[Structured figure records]
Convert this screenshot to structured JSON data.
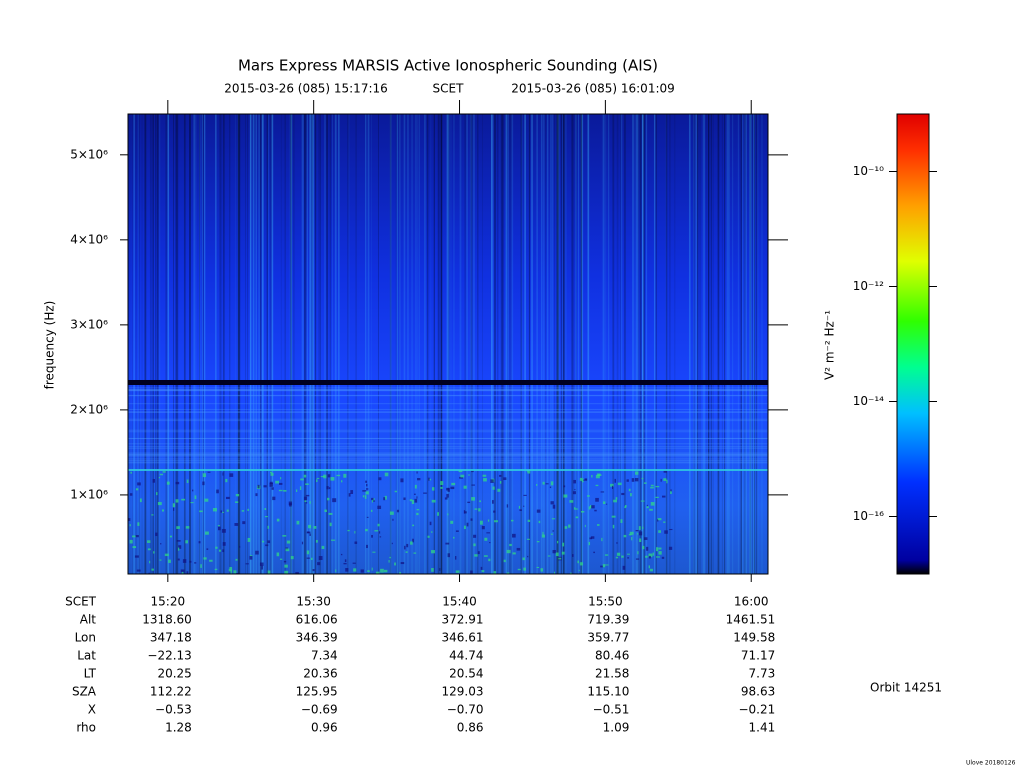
{
  "chart_data": {
    "type": "spectrogram",
    "title": "Mars Express MARSIS Active Ionospheric Sounding (AIS)",
    "time_range": {
      "start": "2015-03-26 (085) 15:17:16",
      "frame": "SCET",
      "end": "2015-03-26 (085) 16:01:09"
    },
    "ylabel": "frequency (Hz)",
    "xlim": [
      917.27,
      961.15
    ],
    "xticks": [
      {
        "value": 920,
        "label": "15:20"
      },
      {
        "value": 930,
        "label": "15:30"
      },
      {
        "value": 940,
        "label": "15:40"
      },
      {
        "value": 950,
        "label": "15:50"
      },
      {
        "value": 960,
        "label": "16:00"
      }
    ],
    "ylim": [
      70000,
      5480000
    ],
    "yticks": [
      {
        "value": 1000000,
        "label": "1×10⁶"
      },
      {
        "value": 2000000,
        "label": "2×10⁶"
      },
      {
        "value": 3000000,
        "label": "3×10⁶"
      },
      {
        "value": 4000000,
        "label": "4×10⁶"
      },
      {
        "value": 5000000,
        "label": "5×10⁶"
      }
    ],
    "colorbar": {
      "label": "V² m⁻² Hz⁻¹",
      "scale": "log",
      "lim": [
        1e-17,
        1e-09
      ],
      "ticks": [
        {
          "value": 1e-16,
          "label": "10⁻¹⁶"
        },
        {
          "value": 1e-14,
          "label": "10⁻¹⁴"
        },
        {
          "value": 1e-12,
          "label": "10⁻¹²"
        },
        {
          "value": 1e-10,
          "label": "10⁻¹⁰"
        }
      ]
    },
    "ephemeris": {
      "header": "SCET",
      "rows": [
        {
          "label": "Alt",
          "values": [
            "1318.60",
            "616.06",
            "372.91",
            "719.39",
            "1461.51"
          ]
        },
        {
          "label": "Lon",
          "values": [
            "347.18",
            "346.39",
            "346.61",
            "359.77",
            "149.58"
          ]
        },
        {
          "label": "Lat",
          "values": [
            "−22.13",
            "7.34",
            "44.74",
            "80.46",
            "71.17"
          ]
        },
        {
          "label": "LT",
          "values": [
            "20.25",
            "20.36",
            "20.54",
            "21.58",
            "7.73"
          ]
        },
        {
          "label": "SZA",
          "values": [
            "112.22",
            "125.95",
            "129.03",
            "115.10",
            "98.63"
          ]
        },
        {
          "label": "X",
          "values": [
            "−0.53",
            "−0.69",
            "−0.70",
            "−0.51",
            "−0.21"
          ]
        },
        {
          "label": "rho",
          "values": [
            "1.28",
            "0.96",
            "0.86",
            "1.09",
            "1.41"
          ]
        }
      ]
    },
    "orbit": "Orbit 14251",
    "credit": "Ulove 20180126"
  }
}
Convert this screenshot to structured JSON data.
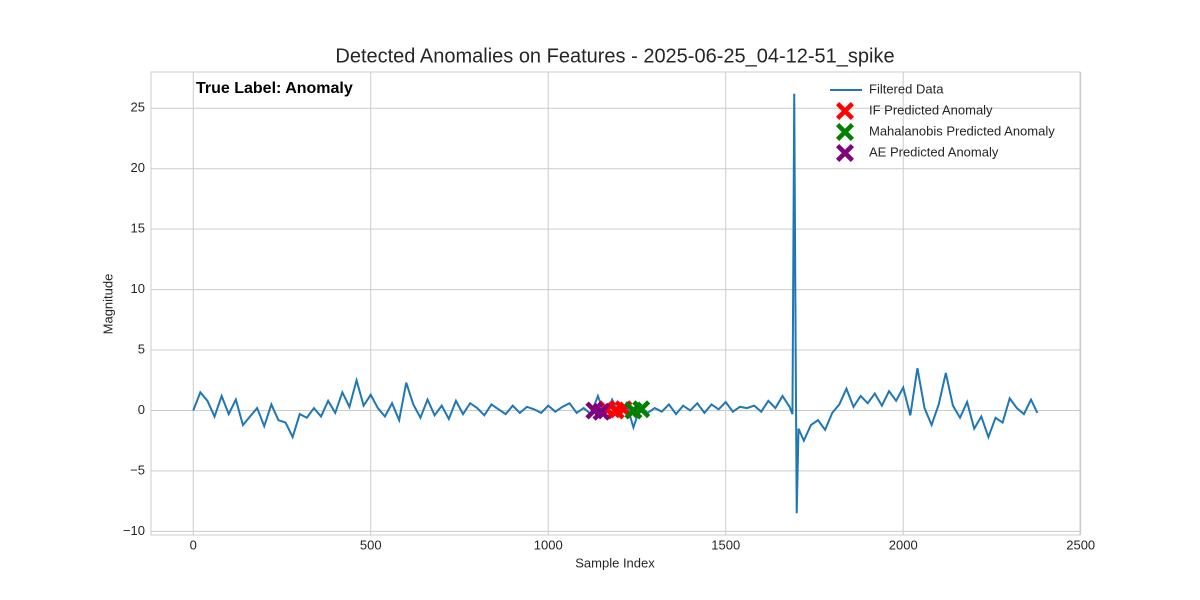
{
  "chart_data": {
    "type": "line",
    "title": "Detected Anomalies on Features - 2025-06-25_04-12-51_spike",
    "xlabel": "Sample Index",
    "ylabel": "Magnitude",
    "annotation": "True Label: Anomaly",
    "xlim": [
      -119,
      2498
    ],
    "ylim": [
      -10.3,
      28
    ],
    "xticks": [
      0,
      500,
      1000,
      1500,
      2000,
      2500
    ],
    "yticks": [
      {
        "value": -10,
        "label": "−10"
      },
      {
        "value": -5,
        "label": "−5"
      },
      0,
      5,
      10,
      15,
      20,
      25
    ],
    "grid": true,
    "legend": "upper right",
    "series": [
      {
        "name": "Filtered Data",
        "kind": "line",
        "color": "#1f77b4",
        "x": [
          0,
          20,
          40,
          60,
          80,
          100,
          120,
          140,
          160,
          180,
          200,
          220,
          240,
          260,
          280,
          300,
          320,
          340,
          360,
          380,
          400,
          420,
          440,
          460,
          480,
          500,
          520,
          540,
          560,
          580,
          600,
          620,
          640,
          660,
          680,
          700,
          720,
          740,
          760,
          780,
          800,
          820,
          840,
          860,
          880,
          900,
          920,
          940,
          960,
          980,
          1000,
          1020,
          1040,
          1060,
          1080,
          1100,
          1120,
          1140,
          1160,
          1180,
          1200,
          1220,
          1240,
          1260,
          1280,
          1300,
          1320,
          1340,
          1360,
          1380,
          1400,
          1420,
          1440,
          1460,
          1480,
          1500,
          1520,
          1540,
          1560,
          1580,
          1600,
          1620,
          1640,
          1660,
          1680,
          1688,
          1693,
          1697,
          1700,
          1705,
          1720,
          1740,
          1760,
          1780,
          1800,
          1820,
          1840,
          1860,
          1880,
          1900,
          1920,
          1940,
          1960,
          1980,
          2000,
          2020,
          2040,
          2060,
          2080,
          2100,
          2120,
          2140,
          2160,
          2180,
          2200,
          2220,
          2240,
          2260,
          2280,
          2300,
          2320,
          2340,
          2360,
          2378
        ],
        "values": [
          0,
          1.5,
          0.8,
          -0.5,
          1.2,
          -0.3,
          0.9,
          -1.2,
          -0.5,
          0.2,
          -1.3,
          0.5,
          -0.8,
          -1.0,
          -2.2,
          -0.3,
          -0.6,
          0.2,
          -0.5,
          0.8,
          -0.2,
          1.5,
          0.3,
          2.5,
          0.4,
          1.3,
          0.2,
          -0.5,
          0.6,
          -0.8,
          2.3,
          0.5,
          -0.6,
          0.9,
          -0.4,
          0.4,
          -0.7,
          0.8,
          -0.3,
          0.6,
          0.2,
          -0.4,
          0.5,
          0.1,
          -0.3,
          0.4,
          -0.2,
          0.3,
          0.1,
          -0.2,
          0.4,
          -0.1,
          0.3,
          0.6,
          -0.2,
          0.2,
          -0.3,
          1.2,
          -0.5,
          0.9,
          -0.4,
          0.6,
          -1.4,
          0.3,
          -0.2,
          0.2,
          -0.1,
          0.5,
          -0.3,
          0.4,
          0.0,
          0.6,
          -0.2,
          0.5,
          0.1,
          0.7,
          -0.1,
          0.3,
          0.2,
          0.4,
          -0.1,
          0.8,
          0.2,
          1.2,
          0.3,
          -0.3,
          26.2,
          5,
          -8.5,
          -1.5,
          -2.5,
          -1.2,
          -0.8,
          -1.6,
          -0.2,
          0.5,
          1.8,
          0.3,
          1.2,
          0.6,
          1.4,
          0.4,
          1.6,
          0.8,
          1.9,
          -0.4,
          3.5,
          0.2,
          -1.2,
          0.5,
          3.1,
          0.4,
          -0.6,
          0.7,
          -1.5,
          -0.5,
          -2.2,
          -0.6,
          -1.0,
          1.0,
          0.2,
          -0.3,
          0.9,
          -0.2
        ]
      },
      {
        "name": "IF Predicted Anomaly",
        "kind": "scatter",
        "color": "#ff0000",
        "x": [
          1165,
          1190,
          1212
        ],
        "values": [
          0.1,
          0.0,
          0.1
        ]
      },
      {
        "name": "Mahalanobis Predicted Anomaly",
        "kind": "scatter",
        "color": "#008000",
        "x": [
          1240,
          1262
        ],
        "values": [
          0.0,
          0.1
        ]
      },
      {
        "name": "AE Predicted Anomaly",
        "kind": "scatter",
        "color": "#800080",
        "x": [
          1130,
          1150
        ],
        "values": [
          0.0,
          -0.1
        ]
      }
    ]
  }
}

## REQUIREMENT
Without including any pictures, reproduce the listing exactly.

## SOLUTION TO THE EXERCISE
Convert this screenshot to structured JSON data.
{
  "chart_data": {
    "type": "spectrogram",
    "title": "Mars Express MARSIS Active Ionospheric Sounding (AIS)",
    "time_range": {
      "start": "2015-03-26 (085) 15:17:16",
      "frame": "SCET",
      "end": "2015-03-26 (085) 16:01:09"
    },
    "ylabel": "frequency (Hz)",
    "xlim": [
      917.27,
      961.15
    ],
    "xticks": [
      {
        "value": 920,
        "label": "15:20"
      },
      {
        "value": 930,
        "label": "15:30"
      },
      {
        "value": 940,
        "label": "15:40"
      },
      {
        "value": 950,
        "label": "15:50"
      },
      {
        "value": 960,
        "label": "16:00"
      }
    ],
    "ylim": [
      70000,
      5480000
    ],
    "yticks": [
      {
        "value": 1000000,
        "label": "1×10⁶"
      },
      {
        "value": 2000000,
        "label": "2×10⁶"
      },
      {
        "value": 3000000,
        "label": "3×10⁶"
      },
      {
        "value": 4000000,
        "label": "4×10⁶"
      },
      {
        "value": 5000000,
        "label": "5×10⁶"
      }
    ],
    "colorbar": {
      "label": "V² m⁻² Hz⁻¹",
      "scale": "log",
      "lim": [
        1e-17,
        1e-09
      ],
      "ticks": [
        {
          "value": 1e-16,
          "label": "10⁻¹⁶"
        },
        {
          "value": 1e-14,
          "label": "10⁻¹⁴"
        },
        {
          "value": 1e-12,
          "label": "10⁻¹²"
        },
        {
          "value": 1e-10,
          "label": "10⁻¹⁰"
        }
      ]
    },
    "ephemeris": {
      "header": "SCET",
      "rows": [
        {
          "label": "Alt",
          "values": [
            "1318.60",
            "616.06",
            "372.91",
            "719.39",
            "1461.51"
          ]
        },
        {
          "label": "Lon",
          "values": [
            "347.18",
            "346.39",
            "346.61",
            "359.77",
            "149.58"
          ]
        },
        {
          "label": "Lat",
          "values": [
            "−22.13",
            "7.34",
            "44.74",
            "80.46",
            "71.17"
          ]
        },
        {
          "label": "LT",
          "values": [
            "20.25",
            "20.36",
            "20.54",
            "21.58",
            "7.73"
          ]
        },
        {
          "label": "SZA",
          "values": [
            "112.22",
            "125.95",
            "129.03",
            "115.10",
            "98.63"
          ]
        },
        {
          "label": "X",
          "values": [
            "−0.53",
            "−0.69",
            "−0.70",
            "−0.51",
            "−0.21"
          ]
        },
        {
          "label": "rho",
          "values": [
            "1.28",
            "0.96",
            "0.86",
            "1.09",
            "1.41"
          ]
        }
      ]
    },
    "orbit": "Orbit 14251",
    "credit": "Ulove 20180126"
  }
}
Convert this screenshot to structured JSON data.
{
  "chart_data": {
    "type": "line",
    "title": "Detected Anomalies on Features - 2025-06-25_04-12-51_spike",
    "xlabel": "Sample Index",
    "ylabel": "Magnitude",
    "annotation": "True Label: Anomaly",
    "xlim": [
      -119,
      2498
    ],
    "ylim": [
      -10.3,
      28
    ],
    "xticks": [
      0,
      500,
      1000,
      1500,
      2000,
      2500
    ],
    "yticks": [
      {
        "value": -10,
        "label": "−10"
      },
      {
        "value": -5,
        "label": "−5"
      },
      0,
      5,
      10,
      15,
      20,
      25
    ],
    "grid": true,
    "legend": "upper right",
    "series": [
      {
        "name": "Filtered Data",
        "kind": "line",
        "color": "#1f77b4",
        "x": [
          0,
          20,
          40,
          60,
          80,
          100,
          120,
          140,
          160,
          180,
          200,
          220,
          240,
          260,
          280,
          300,
          320,
          340,
          360,
          380,
          400,
          420,
          440,
          460,
          480,
          500,
          520,
          540,
          560,
          580,
          600,
          620,
          640,
          660,
          680,
          700,
          720,
          740,
          760,
          780,
          800,
          820,
          840,
          860,
          880,
          900,
          920,
          940,
          960,
          980,
          1000,
          1020,
          1040,
          1060,
          1080,
          1100,
          1120,
          1140,
          1160,
          1180,
          1200,
          1220,
          1240,
          1260,
          1280,
          1300,
          1320,
          1340,
          1360,
          1380,
          1400,
          1420,
          1440,
          1460,
          1480,
          1500,
          1520,
          1540,
          1560,
          1580,
          1600,
          1620,
          1640,
          1660,
          1680,
          1688,
          1693,
          1697,
          1700,
          1705,
          1720,
          1740,
          1760,
          1780,
          1800,
          1820,
          1840,
          1860,
          1880,
          1900,
          1920,
          1940,
          1960,
          1980,
          2000,
          2020,
          2040,
          2060,
          2080,
          2100,
          2120,
          2140,
          2160,
          2180,
          2200,
          2220,
          2240,
          2260,
          2280,
          2300,
          2320,
          2340,
          2360,
          2378
        ],
        "values": [
          0,
          1.5,
          0.8,
          -0.5,
          1.2,
          -0.3,
          0.9,
          -1.2,
          -0.5,
          0.2,
          -1.3,
          0.5,
          -0.8,
          -1.0,
          -2.2,
          -0.3,
          -0.6,
          0.2,
          -0.5,
          0.8,
          -0.2,
          1.5,
          0.3,
          2.5,
          0.4,
          1.3,
          0.2,
          -0.5,
          0.6,
          -0.8,
          2.3,
          0.5,
          -0.6,
          0.9,
          -0.4,
          0.4,
          -0.7,
          0.8,
          -0.3,
          0.6,
          0.2,
          -0.4,
          0.5,
          0.1,
          -0.3,
          0.4,
          -0.2,
          0.3,
          0.1,
          -0.2,
          0.4,
          -0.1,
          0.3,
          0.6,
          -0.2,
          0.2,
          -0.3,
          1.2,
          -0.5,
          0.9,
          -0.4,
          0.6,
          -1.4,
          0.3,
          -0.2,
          0.2,
          -0.1,
          0.5,
          -0.3,
          0.4,
          0.0,
          0.6,
          -0.2,
          0.5,
          0.1,
          0.7,
          -0.1,
          0.3,
          0.2,
          0.4,
          -0.1,
          0.8,
          0.2,
          1.2,
          0.3,
          -0.3,
          26.2,
          5,
          -8.5,
          -1.5,
          -2.5,
          -1.2,
          -0.8,
          -1.6,
          -0.2,
          0.5,
          1.8,
          0.3,
          1.2,
          0.6,
          1.4,
          0.4,
          1.6,
          0.8,
          1.9,
          -0.4,
          3.5,
          0.2,
          -1.2,
          0.5,
          3.1,
          0.4,
          -0.6,
          0.7,
          -1.5,
          -0.5,
          -2.2,
          -0.6,
          -1.0,
          1.0,
          0.2,
          -0.3,
          0.9,
          -0.2
        ]
      },
      {
        "name": "IF Predicted Anomaly",
        "kind": "scatter",
        "color": "#ff0000",
        "x": [
          1165,
          1190,
          1212
        ],
        "values": [
          0.1,
          0.0,
          0.1
        ]
      },
      {
        "name": "Mahalanobis Predicted Anomaly",
        "kind": "scatter",
        "color": "#008000",
        "x": [
          1240,
          1262
        ],
        "values": [
          0.0,
          0.1
        ]
      },
      {
        "name": "AE Predicted Anomaly",
        "kind": "scatter",
        "color": "#800080",
        "x": [
          1130,
          1150
        ],
        "values": [
          0.0,
          -0.1
        ]
      }
    ]
  }
}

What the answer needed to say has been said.